** begin Data extract **
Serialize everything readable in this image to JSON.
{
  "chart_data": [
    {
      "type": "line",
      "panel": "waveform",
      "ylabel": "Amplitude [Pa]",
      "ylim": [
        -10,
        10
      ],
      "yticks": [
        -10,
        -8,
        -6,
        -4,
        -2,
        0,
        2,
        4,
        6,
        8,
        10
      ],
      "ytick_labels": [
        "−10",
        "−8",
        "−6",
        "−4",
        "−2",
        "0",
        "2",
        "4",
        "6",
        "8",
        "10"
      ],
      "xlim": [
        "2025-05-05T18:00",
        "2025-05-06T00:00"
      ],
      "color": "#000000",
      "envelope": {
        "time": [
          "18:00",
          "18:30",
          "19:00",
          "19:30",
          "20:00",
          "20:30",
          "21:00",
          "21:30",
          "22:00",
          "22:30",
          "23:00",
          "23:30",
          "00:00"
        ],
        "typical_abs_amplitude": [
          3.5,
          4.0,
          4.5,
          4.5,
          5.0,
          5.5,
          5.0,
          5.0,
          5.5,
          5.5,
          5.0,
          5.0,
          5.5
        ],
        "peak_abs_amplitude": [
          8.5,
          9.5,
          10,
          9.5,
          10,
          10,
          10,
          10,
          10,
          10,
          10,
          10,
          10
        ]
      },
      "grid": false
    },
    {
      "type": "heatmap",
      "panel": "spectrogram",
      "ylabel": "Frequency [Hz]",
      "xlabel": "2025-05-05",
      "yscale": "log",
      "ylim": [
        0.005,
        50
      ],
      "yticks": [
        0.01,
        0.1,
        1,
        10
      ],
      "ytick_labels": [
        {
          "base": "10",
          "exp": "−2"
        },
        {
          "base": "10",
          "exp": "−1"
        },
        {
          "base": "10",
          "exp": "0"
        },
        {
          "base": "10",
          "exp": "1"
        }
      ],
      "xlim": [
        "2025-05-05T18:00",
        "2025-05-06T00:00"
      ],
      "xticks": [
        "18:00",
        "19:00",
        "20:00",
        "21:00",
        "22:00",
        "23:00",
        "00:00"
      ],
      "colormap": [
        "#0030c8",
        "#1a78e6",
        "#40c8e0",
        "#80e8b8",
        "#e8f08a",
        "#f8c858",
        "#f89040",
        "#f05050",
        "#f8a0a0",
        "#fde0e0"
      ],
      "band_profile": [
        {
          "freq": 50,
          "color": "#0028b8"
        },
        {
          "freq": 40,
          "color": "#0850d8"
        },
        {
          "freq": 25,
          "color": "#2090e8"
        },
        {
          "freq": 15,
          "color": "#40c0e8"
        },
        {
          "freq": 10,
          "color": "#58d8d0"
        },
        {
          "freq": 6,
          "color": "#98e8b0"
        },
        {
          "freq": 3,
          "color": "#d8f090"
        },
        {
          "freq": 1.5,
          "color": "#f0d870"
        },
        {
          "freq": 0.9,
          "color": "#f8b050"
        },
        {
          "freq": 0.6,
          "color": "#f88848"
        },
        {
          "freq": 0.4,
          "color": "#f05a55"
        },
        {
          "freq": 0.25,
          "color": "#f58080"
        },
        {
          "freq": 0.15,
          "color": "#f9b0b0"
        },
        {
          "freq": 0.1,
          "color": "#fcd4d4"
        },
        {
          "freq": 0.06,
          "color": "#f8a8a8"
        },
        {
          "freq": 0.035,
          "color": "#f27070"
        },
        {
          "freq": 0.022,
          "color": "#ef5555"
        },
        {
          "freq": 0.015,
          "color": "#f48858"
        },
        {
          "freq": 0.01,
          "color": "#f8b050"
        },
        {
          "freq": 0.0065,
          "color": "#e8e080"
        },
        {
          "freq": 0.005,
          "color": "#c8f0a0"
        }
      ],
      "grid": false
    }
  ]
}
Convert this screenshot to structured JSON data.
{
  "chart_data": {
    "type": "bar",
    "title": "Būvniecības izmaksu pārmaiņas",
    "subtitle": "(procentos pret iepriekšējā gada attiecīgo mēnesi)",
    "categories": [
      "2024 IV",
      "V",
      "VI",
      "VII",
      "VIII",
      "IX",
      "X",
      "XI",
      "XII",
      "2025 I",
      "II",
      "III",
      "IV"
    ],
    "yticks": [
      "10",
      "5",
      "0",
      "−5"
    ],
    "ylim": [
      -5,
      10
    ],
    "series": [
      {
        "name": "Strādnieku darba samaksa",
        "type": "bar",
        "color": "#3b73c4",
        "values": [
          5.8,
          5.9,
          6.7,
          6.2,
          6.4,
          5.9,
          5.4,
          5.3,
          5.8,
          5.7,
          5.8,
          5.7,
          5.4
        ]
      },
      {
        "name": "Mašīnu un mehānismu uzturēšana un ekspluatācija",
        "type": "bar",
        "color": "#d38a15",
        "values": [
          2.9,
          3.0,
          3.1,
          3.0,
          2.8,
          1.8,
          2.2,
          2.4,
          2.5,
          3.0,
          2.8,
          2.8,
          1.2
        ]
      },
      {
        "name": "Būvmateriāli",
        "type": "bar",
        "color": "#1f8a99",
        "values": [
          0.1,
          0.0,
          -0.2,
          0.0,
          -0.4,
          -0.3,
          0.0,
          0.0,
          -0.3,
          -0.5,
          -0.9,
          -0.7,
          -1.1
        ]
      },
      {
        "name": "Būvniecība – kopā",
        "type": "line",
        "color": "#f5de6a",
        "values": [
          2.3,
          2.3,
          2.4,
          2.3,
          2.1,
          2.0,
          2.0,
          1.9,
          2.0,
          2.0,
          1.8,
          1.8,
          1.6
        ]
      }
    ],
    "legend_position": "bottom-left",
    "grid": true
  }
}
** end Data extract **
Repeat each of the entries above precisely as given.

Serialize everything readable in this image to JSON.
{
  "chart_data": [
    {
      "type": "line",
      "panel": "waveform",
      "ylabel": "Amplitude [Pa]",
      "ylim": [
        -10,
        10
      ],
      "yticks": [
        -10,
        -8,
        -6,
        -4,
        -2,
        0,
        2,
        4,
        6,
        8,
        10
      ],
      "ytick_labels": [
        "−10",
        "−8",
        "−6",
        "−4",
        "−2",
        "0",
        "2",
        "4",
        "6",
        "8",
        "10"
      ],
      "xlim": [
        "2025-05-05T18:00",
        "2025-05-06T00:00"
      ],
      "color": "#000000",
      "envelope": {
        "time": [
          "18:00",
          "18:30",
          "19:00",
          "19:30",
          "20:00",
          "20:30",
          "21:00",
          "21:30",
          "22:00",
          "22:30",
          "23:00",
          "23:30",
          "00:00"
        ],
        "typical_abs_amplitude": [
          3.5,
          4.0,
          4.5,
          4.5,
          5.0,
          5.5,
          5.0,
          5.0,
          5.5,
          5.5,
          5.0,
          5.0,
          5.5
        ],
        "peak_abs_amplitude": [
          8.5,
          9.5,
          10,
          9.5,
          10,
          10,
          10,
          10,
          10,
          10,
          10,
          10,
          10
        ]
      },
      "grid": false
    },
    {
      "type": "heatmap",
      "panel": "spectrogram",
      "ylabel": "Frequency [Hz]",
      "xlabel": "2025-05-05",
      "yscale": "log",
      "ylim": [
        0.005,
        50
      ],
      "yticks": [
        0.01,
        0.1,
        1,
        10
      ],
      "ytick_labels": [
        {
          "base": "10",
          "exp": "−2"
        },
        {
          "base": "10",
          "exp": "−1"
        },
        {
          "base": "10",
          "exp": "0"
        },
        {
          "base": "10",
          "exp": "1"
        }
      ],
      "xlim": [
        "2025-05-05T18:00",
        "2025-05-06T00:00"
      ],
      "xticks": [
        "18:00",
        "19:00",
        "20:00",
        "21:00",
        "22:00",
        "23:00",
        "00:00"
      ],
      "colormap": [
        "#0030c8",
        "#1a78e6",
        "#40c8e0",
        "#80e8b8",
        "#e8f08a",
        "#f8c858",
        "#f89040",
        "#f05050",
        "#f8a0a0",
        "#fde0e0"
      ],
      "band_profile": [
        {
          "freq": 50,
          "color": "#0028b8"
        },
        {
          "freq": 40,
          "color": "#0850d8"
        },
        {
          "freq": 25,
          "color": "#2090e8"
        },
        {
          "freq": 15,
          "color": "#40c0e8"
        },
        {
          "freq": 10,
          "color": "#58d8d0"
        },
        {
          "freq": 6,
          "color": "#98e8b0"
        },
        {
          "freq": 3,
          "color": "#d8f090"
        },
        {
          "freq": 1.5,
          "color": "#f0d870"
        },
        {
          "freq": 0.9,
          "color": "#f8b050"
        },
        {
          "freq": 0.6,
          "color": "#f88848"
        },
        {
          "freq": 0.4,
          "color": "#f05a55"
        },
        {
          "freq": 0.25,
          "color": "#f58080"
        },
        {
          "freq": 0.15,
          "color": "#f9b0b0"
        },
        {
          "freq": 0.1,
          "color": "#fcd4d4"
        },
        {
          "freq": 0.06,
          "color": "#f8a8a8"
        },
        {
          "freq": 0.035,
          "color": "#f27070"
        },
        {
          "freq": 0.022,
          "color": "#ef5555"
        },
        {
          "freq": 0.015,
          "color": "#f48858"
        },
        {
          "freq": 0.01,
          "color": "#f8b050"
        },
        {
          "freq": 0.0065,
          "color": "#e8e080"
        },
        {
          "freq": 0.005,
          "color": "#c8f0a0"
        }
      ],
      "grid": false
    }
  ]
}
Convert this screenshot to structured JSON data.
{
  "chart_data": {
    "type": "bar",
    "title": "Būvniecības izmaksu pārmaiņas",
    "subtitle": "(procentos pret iepriekšējā gada attiecīgo mēnesi)",
    "categories": [
      "2024 IV",
      "V",
      "VI",
      "VII",
      "VIII",
      "IX",
      "X",
      "XI",
      "XII",
      "2025 I",
      "II",
      "III",
      "IV"
    ],
    "yticks": [
      "10",
      "5",
      "0",
      "−5"
    ],
    "ylim": [
      -5,
      10
    ],
    "series": [
      {
        "name": "Strādnieku darba samaksa",
        "type": "bar",
        "color": "#3b73c4",
        "values": [
          5.8,
          5.9,
          6.7,
          6.2,
          6.4,
          5.9,
          5.4,
          5.3,
          5.8,
          5.7,
          5.8,
          5.7,
          5.4
        ]
      },
      {
        "name": "Mašīnu un mehānismu uzturēšana un ekspluatācija",
        "type": "bar",
        "color": "#d38a15",
        "values": [
          2.9,
          3.0,
          3.1,
          3.0,
          2.8,
          1.8,
          2.2,
          2.4,
          2.5,
          3.0,
          2.8,
          2.8,
          1.2
        ]
      },
      {
        "name": "Būvmateriāli",
        "type": "bar",
        "color": "#1f8a99",
        "values": [
          0.1,
          0.0,
          -0.2,
          0.0,
          -0.4,
          -0.3,
          0.0,
          0.0,
          -0.3,
          -0.5,
          -0.9,
          -0.7,
          -1.1
        ]
      },
      {
        "name": "Būvniecība – kopā",
        "type": "line",
        "color": "#f5de6a",
        "values": [
          2.3,
          2.3,
          2.4,
          2.3,
          2.1,
          2.0,
          2.0,
          1.9,
          2.0,
          2.0,
          1.8,
          1.8,
          1.6
        ]
      }
    ],
    "legend_position": "bottom-left",
    "grid": true
  }
}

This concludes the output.